The request —
How many lines in the entries below include the string "inrikesfödda"? Answer with the number only.

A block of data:
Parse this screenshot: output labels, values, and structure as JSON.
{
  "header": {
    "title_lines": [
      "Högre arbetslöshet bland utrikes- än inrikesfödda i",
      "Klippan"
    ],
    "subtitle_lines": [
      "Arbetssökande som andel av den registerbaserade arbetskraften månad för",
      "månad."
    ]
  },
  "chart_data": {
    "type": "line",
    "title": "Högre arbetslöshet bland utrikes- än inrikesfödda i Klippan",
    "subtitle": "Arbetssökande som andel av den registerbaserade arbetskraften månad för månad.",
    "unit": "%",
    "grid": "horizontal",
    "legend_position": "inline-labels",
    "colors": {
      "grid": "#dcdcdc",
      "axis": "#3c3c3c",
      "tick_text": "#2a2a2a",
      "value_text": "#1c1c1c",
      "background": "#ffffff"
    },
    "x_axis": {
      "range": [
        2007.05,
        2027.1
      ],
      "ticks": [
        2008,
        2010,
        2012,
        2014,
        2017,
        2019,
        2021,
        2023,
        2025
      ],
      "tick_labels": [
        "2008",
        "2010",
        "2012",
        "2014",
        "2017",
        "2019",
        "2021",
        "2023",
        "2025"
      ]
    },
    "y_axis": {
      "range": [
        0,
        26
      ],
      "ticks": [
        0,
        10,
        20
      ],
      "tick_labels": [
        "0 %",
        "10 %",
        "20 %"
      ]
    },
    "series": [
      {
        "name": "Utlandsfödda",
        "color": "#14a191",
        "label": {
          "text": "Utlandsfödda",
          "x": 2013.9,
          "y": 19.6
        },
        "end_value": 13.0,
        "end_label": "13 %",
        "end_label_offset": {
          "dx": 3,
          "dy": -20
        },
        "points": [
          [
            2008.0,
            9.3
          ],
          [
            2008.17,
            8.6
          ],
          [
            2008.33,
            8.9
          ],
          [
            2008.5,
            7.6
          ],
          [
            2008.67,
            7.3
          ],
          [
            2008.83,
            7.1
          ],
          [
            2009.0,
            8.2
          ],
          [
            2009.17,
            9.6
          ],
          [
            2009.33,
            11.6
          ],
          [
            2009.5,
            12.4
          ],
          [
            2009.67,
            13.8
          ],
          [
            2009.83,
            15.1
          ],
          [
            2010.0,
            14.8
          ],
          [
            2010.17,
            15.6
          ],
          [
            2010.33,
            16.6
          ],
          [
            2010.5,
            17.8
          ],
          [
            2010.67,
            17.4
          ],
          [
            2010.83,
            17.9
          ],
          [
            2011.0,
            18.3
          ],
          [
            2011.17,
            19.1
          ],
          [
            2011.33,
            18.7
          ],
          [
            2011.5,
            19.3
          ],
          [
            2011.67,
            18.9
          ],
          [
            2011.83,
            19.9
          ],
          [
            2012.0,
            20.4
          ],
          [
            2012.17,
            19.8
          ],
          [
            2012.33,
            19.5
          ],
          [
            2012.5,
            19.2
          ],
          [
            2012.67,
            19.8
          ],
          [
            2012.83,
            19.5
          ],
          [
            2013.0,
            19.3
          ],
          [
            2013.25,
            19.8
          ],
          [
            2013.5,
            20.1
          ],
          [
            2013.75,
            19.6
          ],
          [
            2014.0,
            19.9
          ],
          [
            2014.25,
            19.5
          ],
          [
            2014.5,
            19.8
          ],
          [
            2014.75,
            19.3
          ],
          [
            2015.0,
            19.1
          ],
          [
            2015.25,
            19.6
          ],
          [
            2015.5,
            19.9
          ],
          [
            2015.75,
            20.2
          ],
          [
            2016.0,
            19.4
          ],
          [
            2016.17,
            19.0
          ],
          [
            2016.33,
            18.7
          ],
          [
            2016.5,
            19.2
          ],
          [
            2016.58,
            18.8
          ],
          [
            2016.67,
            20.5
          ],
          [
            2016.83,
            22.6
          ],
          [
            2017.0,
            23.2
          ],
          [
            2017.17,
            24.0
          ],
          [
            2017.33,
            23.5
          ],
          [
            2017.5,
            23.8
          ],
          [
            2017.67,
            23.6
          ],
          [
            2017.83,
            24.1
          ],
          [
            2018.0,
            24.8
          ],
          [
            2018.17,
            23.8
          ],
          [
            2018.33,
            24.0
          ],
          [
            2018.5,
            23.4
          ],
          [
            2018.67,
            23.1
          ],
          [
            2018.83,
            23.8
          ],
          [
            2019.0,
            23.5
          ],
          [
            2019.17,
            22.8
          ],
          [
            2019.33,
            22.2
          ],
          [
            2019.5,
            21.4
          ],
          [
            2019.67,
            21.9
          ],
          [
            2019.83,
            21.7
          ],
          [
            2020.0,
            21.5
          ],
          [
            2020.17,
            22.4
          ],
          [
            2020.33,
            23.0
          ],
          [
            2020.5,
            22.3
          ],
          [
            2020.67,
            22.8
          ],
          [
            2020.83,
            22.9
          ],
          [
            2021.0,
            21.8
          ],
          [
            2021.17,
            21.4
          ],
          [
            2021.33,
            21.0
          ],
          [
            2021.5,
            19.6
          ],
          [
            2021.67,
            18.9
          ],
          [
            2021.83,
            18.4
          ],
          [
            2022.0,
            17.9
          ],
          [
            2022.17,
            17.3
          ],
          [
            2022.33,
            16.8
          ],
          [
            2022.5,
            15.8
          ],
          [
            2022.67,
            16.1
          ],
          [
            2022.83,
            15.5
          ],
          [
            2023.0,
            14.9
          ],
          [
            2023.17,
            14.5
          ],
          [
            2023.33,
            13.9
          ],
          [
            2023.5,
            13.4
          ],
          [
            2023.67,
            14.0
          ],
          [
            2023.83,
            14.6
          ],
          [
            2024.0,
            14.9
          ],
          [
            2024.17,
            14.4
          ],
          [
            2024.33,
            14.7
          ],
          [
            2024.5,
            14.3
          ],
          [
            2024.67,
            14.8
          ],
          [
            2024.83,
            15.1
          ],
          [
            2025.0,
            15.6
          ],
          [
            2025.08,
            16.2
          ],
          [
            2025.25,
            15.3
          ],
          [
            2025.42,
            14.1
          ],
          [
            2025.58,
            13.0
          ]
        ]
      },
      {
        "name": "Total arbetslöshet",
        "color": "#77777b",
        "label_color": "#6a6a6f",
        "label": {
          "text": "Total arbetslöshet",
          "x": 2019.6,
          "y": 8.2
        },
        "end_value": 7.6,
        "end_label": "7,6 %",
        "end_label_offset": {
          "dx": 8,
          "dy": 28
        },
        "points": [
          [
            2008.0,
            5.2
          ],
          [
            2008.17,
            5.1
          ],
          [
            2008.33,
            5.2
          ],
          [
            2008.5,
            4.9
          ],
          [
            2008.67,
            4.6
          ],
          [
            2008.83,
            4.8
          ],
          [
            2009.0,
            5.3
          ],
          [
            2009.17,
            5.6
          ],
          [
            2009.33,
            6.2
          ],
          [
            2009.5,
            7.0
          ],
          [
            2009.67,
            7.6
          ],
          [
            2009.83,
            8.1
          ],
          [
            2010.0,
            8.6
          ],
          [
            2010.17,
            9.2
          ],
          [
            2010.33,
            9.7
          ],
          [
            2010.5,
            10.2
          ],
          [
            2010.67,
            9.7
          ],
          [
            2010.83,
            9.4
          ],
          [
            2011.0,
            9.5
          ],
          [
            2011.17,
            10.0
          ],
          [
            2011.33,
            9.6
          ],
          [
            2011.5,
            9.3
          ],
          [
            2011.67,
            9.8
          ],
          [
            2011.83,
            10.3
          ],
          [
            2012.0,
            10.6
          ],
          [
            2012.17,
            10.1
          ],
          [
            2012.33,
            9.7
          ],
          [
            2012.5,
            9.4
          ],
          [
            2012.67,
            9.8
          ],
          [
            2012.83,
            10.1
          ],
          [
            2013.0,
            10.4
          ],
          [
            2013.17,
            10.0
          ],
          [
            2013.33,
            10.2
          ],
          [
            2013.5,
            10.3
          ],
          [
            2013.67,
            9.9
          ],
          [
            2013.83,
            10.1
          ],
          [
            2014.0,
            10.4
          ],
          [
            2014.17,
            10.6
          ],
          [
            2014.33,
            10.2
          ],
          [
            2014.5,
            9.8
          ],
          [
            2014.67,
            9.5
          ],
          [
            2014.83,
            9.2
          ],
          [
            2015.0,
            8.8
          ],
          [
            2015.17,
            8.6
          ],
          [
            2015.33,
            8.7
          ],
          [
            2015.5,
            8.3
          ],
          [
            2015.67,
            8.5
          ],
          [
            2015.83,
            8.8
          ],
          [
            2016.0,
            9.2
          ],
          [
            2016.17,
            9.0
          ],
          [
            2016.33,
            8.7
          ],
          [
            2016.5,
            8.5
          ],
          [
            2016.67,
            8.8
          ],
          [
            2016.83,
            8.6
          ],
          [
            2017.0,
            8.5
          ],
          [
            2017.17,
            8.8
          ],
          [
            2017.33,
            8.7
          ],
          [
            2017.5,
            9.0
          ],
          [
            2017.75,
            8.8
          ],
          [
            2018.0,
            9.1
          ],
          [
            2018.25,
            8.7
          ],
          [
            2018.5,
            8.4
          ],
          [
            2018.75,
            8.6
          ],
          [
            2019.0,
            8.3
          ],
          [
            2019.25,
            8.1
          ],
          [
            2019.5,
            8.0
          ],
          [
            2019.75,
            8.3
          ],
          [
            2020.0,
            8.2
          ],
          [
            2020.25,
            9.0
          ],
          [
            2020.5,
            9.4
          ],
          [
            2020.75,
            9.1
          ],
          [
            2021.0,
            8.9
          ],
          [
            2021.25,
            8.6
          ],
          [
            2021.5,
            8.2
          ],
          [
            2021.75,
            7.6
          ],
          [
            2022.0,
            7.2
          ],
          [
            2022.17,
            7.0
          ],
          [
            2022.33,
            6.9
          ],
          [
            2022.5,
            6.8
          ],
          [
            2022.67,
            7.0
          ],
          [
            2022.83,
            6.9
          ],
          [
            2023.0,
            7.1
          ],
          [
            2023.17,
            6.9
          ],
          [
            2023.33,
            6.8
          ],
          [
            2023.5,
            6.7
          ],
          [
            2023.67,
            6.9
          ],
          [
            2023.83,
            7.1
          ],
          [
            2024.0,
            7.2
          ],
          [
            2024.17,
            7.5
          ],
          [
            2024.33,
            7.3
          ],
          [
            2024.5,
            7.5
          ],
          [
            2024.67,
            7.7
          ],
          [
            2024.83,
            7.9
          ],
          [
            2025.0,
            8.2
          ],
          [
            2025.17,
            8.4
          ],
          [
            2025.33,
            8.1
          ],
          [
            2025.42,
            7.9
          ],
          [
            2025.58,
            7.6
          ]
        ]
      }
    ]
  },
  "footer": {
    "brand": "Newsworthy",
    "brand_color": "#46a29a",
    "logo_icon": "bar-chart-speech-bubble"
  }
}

Output of the exercise —
2